Entries shown section start

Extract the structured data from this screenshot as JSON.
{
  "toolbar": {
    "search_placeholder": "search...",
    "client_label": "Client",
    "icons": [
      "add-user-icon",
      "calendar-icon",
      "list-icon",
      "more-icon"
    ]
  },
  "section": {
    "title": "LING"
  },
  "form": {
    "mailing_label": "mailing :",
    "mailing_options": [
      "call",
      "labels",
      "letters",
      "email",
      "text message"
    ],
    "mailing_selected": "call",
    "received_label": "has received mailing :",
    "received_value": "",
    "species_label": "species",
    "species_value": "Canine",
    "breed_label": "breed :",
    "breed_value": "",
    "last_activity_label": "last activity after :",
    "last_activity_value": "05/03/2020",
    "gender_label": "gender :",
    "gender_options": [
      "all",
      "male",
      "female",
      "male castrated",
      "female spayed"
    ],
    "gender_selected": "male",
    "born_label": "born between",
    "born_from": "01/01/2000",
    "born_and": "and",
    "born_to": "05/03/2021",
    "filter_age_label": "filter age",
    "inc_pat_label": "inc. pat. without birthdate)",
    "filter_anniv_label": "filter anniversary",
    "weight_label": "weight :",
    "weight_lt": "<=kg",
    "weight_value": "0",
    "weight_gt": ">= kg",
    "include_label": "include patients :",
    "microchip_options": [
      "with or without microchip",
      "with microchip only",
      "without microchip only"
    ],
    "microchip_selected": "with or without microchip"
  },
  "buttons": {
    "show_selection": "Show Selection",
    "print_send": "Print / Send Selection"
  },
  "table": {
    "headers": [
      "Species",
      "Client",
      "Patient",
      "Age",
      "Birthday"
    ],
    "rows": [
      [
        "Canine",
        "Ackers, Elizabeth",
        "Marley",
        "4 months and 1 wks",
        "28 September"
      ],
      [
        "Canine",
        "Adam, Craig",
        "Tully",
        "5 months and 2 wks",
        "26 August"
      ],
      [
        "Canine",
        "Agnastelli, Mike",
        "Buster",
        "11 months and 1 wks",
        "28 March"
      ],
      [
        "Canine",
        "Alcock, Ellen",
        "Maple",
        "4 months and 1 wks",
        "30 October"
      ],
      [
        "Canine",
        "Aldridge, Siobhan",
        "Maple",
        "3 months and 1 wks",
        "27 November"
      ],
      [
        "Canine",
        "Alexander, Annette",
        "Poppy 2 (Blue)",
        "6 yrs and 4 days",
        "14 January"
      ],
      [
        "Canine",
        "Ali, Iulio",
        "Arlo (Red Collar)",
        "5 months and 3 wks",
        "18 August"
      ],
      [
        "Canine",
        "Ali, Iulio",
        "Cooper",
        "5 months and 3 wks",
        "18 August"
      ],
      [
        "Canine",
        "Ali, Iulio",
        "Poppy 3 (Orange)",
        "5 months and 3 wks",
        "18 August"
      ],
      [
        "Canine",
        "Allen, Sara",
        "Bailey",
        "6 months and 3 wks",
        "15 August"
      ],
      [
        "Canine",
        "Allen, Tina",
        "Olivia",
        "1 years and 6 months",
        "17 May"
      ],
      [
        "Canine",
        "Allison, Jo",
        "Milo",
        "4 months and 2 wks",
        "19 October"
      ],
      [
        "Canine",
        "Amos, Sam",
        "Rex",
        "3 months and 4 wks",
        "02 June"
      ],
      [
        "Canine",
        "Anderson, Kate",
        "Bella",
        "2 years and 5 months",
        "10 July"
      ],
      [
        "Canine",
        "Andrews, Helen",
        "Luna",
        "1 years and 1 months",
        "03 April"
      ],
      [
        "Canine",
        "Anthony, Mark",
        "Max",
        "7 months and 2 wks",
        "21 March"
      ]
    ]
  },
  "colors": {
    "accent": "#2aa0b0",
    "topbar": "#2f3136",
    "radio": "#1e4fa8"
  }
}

Entries shown section end

Each line above that has the word "Selection" must be copied.

    "show_selection": "Show Selection",
    "print_send": "Print / Send Selection"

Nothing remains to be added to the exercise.